--- START ---

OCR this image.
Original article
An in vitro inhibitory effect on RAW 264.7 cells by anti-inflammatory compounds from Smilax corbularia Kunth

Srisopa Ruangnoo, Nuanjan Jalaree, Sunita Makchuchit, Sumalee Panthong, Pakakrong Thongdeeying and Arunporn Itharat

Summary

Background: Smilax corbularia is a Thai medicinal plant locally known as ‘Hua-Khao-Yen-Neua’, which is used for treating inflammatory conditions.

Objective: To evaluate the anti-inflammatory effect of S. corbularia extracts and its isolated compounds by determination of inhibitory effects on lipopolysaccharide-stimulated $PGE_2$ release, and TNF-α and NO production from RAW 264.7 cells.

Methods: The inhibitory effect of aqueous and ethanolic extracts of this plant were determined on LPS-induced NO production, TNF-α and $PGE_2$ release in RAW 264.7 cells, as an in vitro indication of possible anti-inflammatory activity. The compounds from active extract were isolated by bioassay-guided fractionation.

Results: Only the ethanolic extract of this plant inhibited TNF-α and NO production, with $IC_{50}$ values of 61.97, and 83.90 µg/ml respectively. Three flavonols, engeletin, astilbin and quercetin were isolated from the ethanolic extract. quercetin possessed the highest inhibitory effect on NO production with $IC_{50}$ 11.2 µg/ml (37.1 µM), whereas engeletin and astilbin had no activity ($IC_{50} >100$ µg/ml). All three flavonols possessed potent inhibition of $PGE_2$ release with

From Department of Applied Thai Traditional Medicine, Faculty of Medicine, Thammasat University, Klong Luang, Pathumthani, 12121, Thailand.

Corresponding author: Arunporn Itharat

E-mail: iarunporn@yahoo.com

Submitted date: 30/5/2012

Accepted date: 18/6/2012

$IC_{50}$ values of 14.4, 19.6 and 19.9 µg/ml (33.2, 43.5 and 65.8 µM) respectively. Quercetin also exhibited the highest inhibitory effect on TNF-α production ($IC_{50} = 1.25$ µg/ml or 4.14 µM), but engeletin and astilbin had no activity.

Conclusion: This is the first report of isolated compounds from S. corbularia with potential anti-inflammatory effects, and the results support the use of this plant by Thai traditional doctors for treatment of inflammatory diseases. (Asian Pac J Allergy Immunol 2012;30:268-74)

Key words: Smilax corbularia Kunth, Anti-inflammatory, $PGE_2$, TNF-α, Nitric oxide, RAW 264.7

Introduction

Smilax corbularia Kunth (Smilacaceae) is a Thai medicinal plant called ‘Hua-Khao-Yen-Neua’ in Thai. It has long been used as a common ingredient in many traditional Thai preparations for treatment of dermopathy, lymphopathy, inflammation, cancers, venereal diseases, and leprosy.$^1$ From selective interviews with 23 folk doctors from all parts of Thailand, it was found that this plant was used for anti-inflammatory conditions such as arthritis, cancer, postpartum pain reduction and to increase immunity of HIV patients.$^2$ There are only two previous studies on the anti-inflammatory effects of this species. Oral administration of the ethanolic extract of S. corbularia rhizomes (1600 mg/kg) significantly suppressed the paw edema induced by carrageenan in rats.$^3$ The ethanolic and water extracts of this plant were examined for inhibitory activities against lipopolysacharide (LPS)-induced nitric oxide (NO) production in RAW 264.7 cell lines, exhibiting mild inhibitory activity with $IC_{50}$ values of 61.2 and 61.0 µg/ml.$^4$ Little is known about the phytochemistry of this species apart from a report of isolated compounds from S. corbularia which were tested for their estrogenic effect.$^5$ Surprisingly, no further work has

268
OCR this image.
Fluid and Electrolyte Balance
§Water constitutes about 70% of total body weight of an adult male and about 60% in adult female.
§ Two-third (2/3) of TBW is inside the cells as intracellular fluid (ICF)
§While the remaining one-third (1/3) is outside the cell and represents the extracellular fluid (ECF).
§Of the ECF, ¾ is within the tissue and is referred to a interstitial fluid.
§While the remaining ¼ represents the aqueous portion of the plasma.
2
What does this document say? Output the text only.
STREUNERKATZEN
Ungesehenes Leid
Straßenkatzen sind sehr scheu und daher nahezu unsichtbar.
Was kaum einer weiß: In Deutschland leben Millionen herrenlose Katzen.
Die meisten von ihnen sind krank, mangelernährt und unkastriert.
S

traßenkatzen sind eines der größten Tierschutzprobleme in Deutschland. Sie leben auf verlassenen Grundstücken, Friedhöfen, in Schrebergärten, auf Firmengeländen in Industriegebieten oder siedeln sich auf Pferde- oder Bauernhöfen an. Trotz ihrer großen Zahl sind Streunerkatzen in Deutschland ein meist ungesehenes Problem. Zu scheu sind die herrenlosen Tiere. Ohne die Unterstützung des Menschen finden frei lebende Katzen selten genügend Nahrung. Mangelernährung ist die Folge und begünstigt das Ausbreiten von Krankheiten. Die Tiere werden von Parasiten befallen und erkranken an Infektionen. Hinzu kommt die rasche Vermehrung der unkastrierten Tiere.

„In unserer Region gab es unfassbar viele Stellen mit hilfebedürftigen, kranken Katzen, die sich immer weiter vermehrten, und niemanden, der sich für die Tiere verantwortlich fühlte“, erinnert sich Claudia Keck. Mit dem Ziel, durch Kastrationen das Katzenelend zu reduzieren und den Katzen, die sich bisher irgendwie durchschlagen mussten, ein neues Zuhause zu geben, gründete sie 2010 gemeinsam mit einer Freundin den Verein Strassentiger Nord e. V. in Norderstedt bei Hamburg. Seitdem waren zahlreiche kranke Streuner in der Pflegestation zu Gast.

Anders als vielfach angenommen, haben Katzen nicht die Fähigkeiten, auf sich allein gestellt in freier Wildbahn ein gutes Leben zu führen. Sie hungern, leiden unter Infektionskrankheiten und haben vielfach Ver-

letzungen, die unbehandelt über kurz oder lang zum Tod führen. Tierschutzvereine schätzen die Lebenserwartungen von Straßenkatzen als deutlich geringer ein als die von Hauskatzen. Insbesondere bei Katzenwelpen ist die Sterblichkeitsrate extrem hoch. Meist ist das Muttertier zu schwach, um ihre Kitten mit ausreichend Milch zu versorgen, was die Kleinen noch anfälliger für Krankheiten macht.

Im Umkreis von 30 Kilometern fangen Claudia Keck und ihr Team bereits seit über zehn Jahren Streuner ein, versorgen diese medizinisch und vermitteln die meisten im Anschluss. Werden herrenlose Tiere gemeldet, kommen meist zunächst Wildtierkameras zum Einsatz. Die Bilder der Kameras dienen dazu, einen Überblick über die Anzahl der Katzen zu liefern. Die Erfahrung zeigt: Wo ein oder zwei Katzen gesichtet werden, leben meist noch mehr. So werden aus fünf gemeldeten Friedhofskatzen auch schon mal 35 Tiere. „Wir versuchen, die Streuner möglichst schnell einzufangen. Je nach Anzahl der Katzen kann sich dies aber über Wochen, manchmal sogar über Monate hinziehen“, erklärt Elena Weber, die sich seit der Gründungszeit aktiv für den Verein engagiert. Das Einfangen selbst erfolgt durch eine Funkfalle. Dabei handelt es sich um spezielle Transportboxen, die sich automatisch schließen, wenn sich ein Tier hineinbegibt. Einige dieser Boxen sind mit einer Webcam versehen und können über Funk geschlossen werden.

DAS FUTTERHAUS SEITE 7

--- END ---

(TRY IT) Set the entries above down once more, exactly as they stand.

(ANSWER TO THE PROBLEM)
OCR this image.
Original article
An in vitro inhibitory effect on RAW 264.7 cells by anti-inflammatory compounds from Smilax corbularia Kunth

Srisopa Ruangnoo, Nuanjan Jalaree, Sunita Makchuchit, Sumalee Panthong, Pakakrong Thongdeeying and Arunporn Itharat

Summary

Background: Smilax corbularia is a Thai medicinal plant locally known as ‘Hua-Khao-Yen-Neua’, which is used for treating inflammatory conditions.

Objective: To evaluate the anti-inflammatory effect of S. corbularia extracts and its isolated compounds by determination of inhibitory effects on lipopolysaccharide-stimulated $PGE_2$ release, and TNF-α and NO production from RAW 264.7 cells.

Methods: The inhibitory effect of aqueous and ethanolic extracts of this plant were determined on LPS-induced NO production, TNF-α and $PGE_2$ release in RAW 264.7 cells, as an in vitro indication of possible anti-inflammatory activity. The compounds from active extract were isolated by bioassay-guided fractionation.

Results: Only the ethanolic extract of this plant inhibited TNF-α and NO production, with $IC_{50}$ values of 61.97, and 83.90 µg/ml respectively. Three flavonols, engeletin, astilbin and quercetin were isolated from the ethanolic extract. quercetin possessed the highest inhibitory effect on NO production with $IC_{50}$ 11.2 µg/ml (37.1 µM), whereas engeletin and astilbin had no activity ($IC_{50} >100$ µg/ml). All three flavonols possessed potent inhibition of $PGE_2$ release with

From Department of Applied Thai Traditional Medicine, Faculty of Medicine, Thammasat University, Klong Luang, Pathumthani, 12121, Thailand.

Corresponding author: Arunporn Itharat

E-mail: iarunporn@yahoo.com

Submitted date: 30/5/2012

Accepted date: 18/6/2012

$IC_{50}$ values of 14.4, 19.6 and 19.9 µg/ml (33.2, 43.5 and 65.8 µM) respectively. Quercetin also exhibited the highest inhibitory effect on TNF-α production ($IC_{50} = 1.25$ µg/ml or 4.14 µM), but engeletin and astilbin had no activity.

Conclusion: This is the first report of isolated compounds from S. corbularia with potential anti-inflammatory effects, and the results support the use of this plant by Thai traditional doctors for treatment of inflammatory diseases. (Asian Pac J Allergy Immunol 2012;30:268-74)

Key words: Smilax corbularia Kunth, Anti-inflammatory, $PGE_2$, TNF-α, Nitric oxide, RAW 264.7

Introduction

Smilax corbularia Kunth (Smilacaceae) is a Thai medicinal plant called ‘Hua-Khao-Yen-Neua’ in Thai. It has long been used as a common ingredient in many traditional Thai preparations for treatment of dermopathy, lymphopathy, inflammation, cancers, venereal diseases, and leprosy.$^1$ From selective interviews with 23 folk doctors from all parts of Thailand, it was found that this plant was used for anti-inflammatory conditions such as arthritis, cancer, postpartum pain reduction and to increase immunity of HIV patients.$^2$ There are only two previous studies on the anti-inflammatory effects of this species. Oral administration of the ethanolic extract of S. corbularia rhizomes (1600 mg/kg) significantly suppressed the paw edema induced by carrageenan in rats.$^3$ The ethanolic and water extracts of this plant were examined for inhibitory activities against lipopolysacharide (LPS)-induced nitric oxide (NO) production in RAW 264.7 cell lines, exhibiting mild inhibitory activity with $IC_{50}$ values of 61.2 and 61.0 µg/ml.$^4$ Little is known about the phytochemistry of this species apart from a report of isolated compounds from S. corbularia which were tested for their estrogenic effect.$^5$ Surprisingly, no further work has

268
OCR this image.
Fluid and Electrolyte Balance
§Water constitutes about 70% of total body weight of an adult male and about 60% in adult female.
§ Two-third (2/3) of TBW is inside the cells as intracellular fluid (ICF)
§While the remaining one-third (1/3) is outside the cell and represents the extracellular fluid (ECF).
§Of the ECF, ¾ is within the tissue and is referred to a interstitial fluid.
§While the remaining ¼ represents the aqueous portion of the plasma.
2
What does this document say? Output the text only.
STREUNERKATZEN
Ungesehenes Leid
Straßenkatzen sind sehr scheu und daher nahezu unsichtbar.
Was kaum einer weiß: In Deutschland leben Millionen herrenlose Katzen.
Die meisten von ihnen sind krank, mangelernährt und unkastriert.
S

traßenkatzen sind eines der größten Tierschutzprobleme in Deutschland. Sie leben auf verlassenen Grundstücken, Friedhöfen, in Schrebergärten, auf Firmengeländen in Industriegebieten oder siedeln sich auf Pferde- oder Bauernhöfen an. Trotz ihrer großen Zahl sind Streunerkatzen in Deutschland ein meist ungesehenes Problem. Zu scheu sind die herrenlosen Tiere. Ohne die Unterstützung des Menschen finden frei lebende Katzen selten genügend Nahrung. Mangelernährung ist die Folge und begünstigt das Ausbreiten von Krankheiten. Die Tiere werden von Parasiten befallen und erkranken an Infektionen. Hinzu kommt die rasche Vermehrung der unkastrierten Tiere.

„In unserer Region gab es unfassbar viele Stellen mit hilfebedürftigen, kranken Katzen, die sich immer weiter vermehrten, und niemanden, der sich für die Tiere verantwortlich fühlte“, erinnert sich Claudia Keck. Mit dem Ziel, durch Kastrationen das Katzenelend zu reduzieren und den Katzen, die sich bisher irgendwie durchschlagen mussten, ein neues Zuhause zu geben, gründete sie 2010 gemeinsam mit einer Freundin den Verein Strassentiger Nord e. V. in Norderstedt bei Hamburg. Seitdem waren zahlreiche kranke Streuner in der Pflegestation zu Gast.

Anders als vielfach angenommen, haben Katzen nicht die Fähigkeiten, auf sich allein gestellt in freier Wildbahn ein gutes Leben zu führen. Sie hungern, leiden unter Infektionskrankheiten und haben vielfach Ver-

letzungen, die unbehandelt über kurz oder lang zum Tod führen. Tierschutzvereine schätzen die Lebenserwartungen von Straßenkatzen als deutlich geringer ein als die von Hauskatzen. Insbesondere bei Katzenwelpen ist die Sterblichkeitsrate extrem hoch. Meist ist das Muttertier zu schwach, um ihre Kitten mit ausreichend Milch zu versorgen, was die Kleinen noch anfälliger für Krankheiten macht.

Im Umkreis von 30 Kilometern fangen Claudia Keck und ihr Team bereits seit über zehn Jahren Streuner ein, versorgen diese medizinisch und vermitteln die meisten im Anschluss. Werden herrenlose Tiere gemeldet, kommen meist zunächst Wildtierkameras zum Einsatz. Die Bilder der Kameras dienen dazu, einen Überblick über die Anzahl der Katzen zu liefern. Die Erfahrung zeigt: Wo ein oder zwei Katzen gesichtet werden, leben meist noch mehr. So werden aus fünf gemeldeten Friedhofskatzen auch schon mal 35 Tiere. „Wir versuchen, die Streuner möglichst schnell einzufangen. Je nach Anzahl der Katzen kann sich dies aber über Wochen, manchmal sogar über Monate hinziehen“, erklärt Elena Weber, die sich seit der Gründungszeit aktiv für den Verein engagiert. Das Einfangen selbst erfolgt durch eine Funkfalle. Dabei handelt es sich um spezielle Transportboxen, die sich automatisch schließen, wenn sich ein Tier hineinbegibt. Einige dieser Boxen sind mit einer Webcam versehen und können über Funk geschlossen werden.

DAS FUTTERHAUS SEITE 7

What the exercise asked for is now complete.